____ SOURCE DATA

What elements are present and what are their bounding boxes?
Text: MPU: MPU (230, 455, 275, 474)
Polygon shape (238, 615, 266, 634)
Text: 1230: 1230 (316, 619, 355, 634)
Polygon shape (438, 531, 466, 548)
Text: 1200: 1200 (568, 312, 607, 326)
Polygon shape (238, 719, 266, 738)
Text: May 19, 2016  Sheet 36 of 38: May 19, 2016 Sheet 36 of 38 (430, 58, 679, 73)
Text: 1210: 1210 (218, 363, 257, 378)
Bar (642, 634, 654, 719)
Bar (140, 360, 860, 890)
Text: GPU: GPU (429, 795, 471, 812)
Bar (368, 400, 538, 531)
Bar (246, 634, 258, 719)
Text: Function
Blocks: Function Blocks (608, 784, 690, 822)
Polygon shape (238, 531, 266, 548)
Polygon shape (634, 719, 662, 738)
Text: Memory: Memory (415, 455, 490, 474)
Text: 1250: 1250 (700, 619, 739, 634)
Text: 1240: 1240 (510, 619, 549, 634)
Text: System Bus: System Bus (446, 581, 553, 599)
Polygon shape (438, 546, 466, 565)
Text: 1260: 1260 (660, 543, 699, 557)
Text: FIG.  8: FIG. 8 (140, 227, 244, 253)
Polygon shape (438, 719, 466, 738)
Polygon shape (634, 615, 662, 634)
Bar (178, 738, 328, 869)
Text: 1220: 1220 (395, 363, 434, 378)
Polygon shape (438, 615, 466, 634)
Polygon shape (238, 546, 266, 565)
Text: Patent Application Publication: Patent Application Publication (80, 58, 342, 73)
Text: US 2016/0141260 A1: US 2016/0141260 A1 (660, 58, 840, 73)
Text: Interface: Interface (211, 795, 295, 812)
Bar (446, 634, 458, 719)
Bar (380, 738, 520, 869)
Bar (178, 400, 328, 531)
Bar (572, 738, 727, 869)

________

● **THE EXERCISE**
Rewrite all the entries above, putting "Shape" wherever "Polygon shape" appears and leaving everything else the same.

● **RESPONSE**
What elements are present and what are their bounding boxes?
Text: MPU: MPU (230, 455, 275, 474)
Shape (238, 615, 266, 634)
Text: 1230: 1230 (316, 619, 355, 634)
Shape (438, 531, 466, 548)
Text: 1200: 1200 (568, 312, 607, 326)
Shape (238, 719, 266, 738)
Text: May 19, 2016  Sheet 36 of 38: May 19, 2016 Sheet 36 of 38 (430, 58, 679, 73)
Text: 1210: 1210 (218, 363, 257, 378)
Bar (642, 634, 654, 719)
Bar (140, 360, 860, 890)
Text: GPU: GPU (429, 795, 471, 812)
Bar (368, 400, 538, 531)
Bar (246, 634, 258, 719)
Text: Function
Blocks: Function Blocks (608, 784, 690, 822)
Shape (238, 531, 266, 548)
Shape (634, 719, 662, 738)
Text: Memory: Memory (415, 455, 490, 474)
Text: 1250: 1250 (700, 619, 739, 634)
Text: 1240: 1240 (510, 619, 549, 634)
Text: System Bus: System Bus (446, 581, 553, 599)
Shape (438, 546, 466, 565)
Text: 1260: 1260 (660, 543, 699, 557)
Text: FIG.  8: FIG. 8 (140, 227, 244, 253)
Shape (438, 719, 466, 738)
Shape (634, 615, 662, 634)
Bar (178, 738, 328, 869)
Text: 1220: 1220 (395, 363, 434, 378)
Shape (438, 615, 466, 634)
Shape (238, 546, 266, 565)
Text: Patent Application Publication: Patent Application Publication (80, 58, 342, 73)
Text: US 2016/0141260 A1: US 2016/0141260 A1 (660, 58, 840, 73)
Text: Interface: Interface (211, 795, 295, 812)
Bar (446, 634, 458, 719)
Bar (380, 738, 520, 869)
Bar (178, 400, 328, 531)
Bar (572, 738, 727, 869)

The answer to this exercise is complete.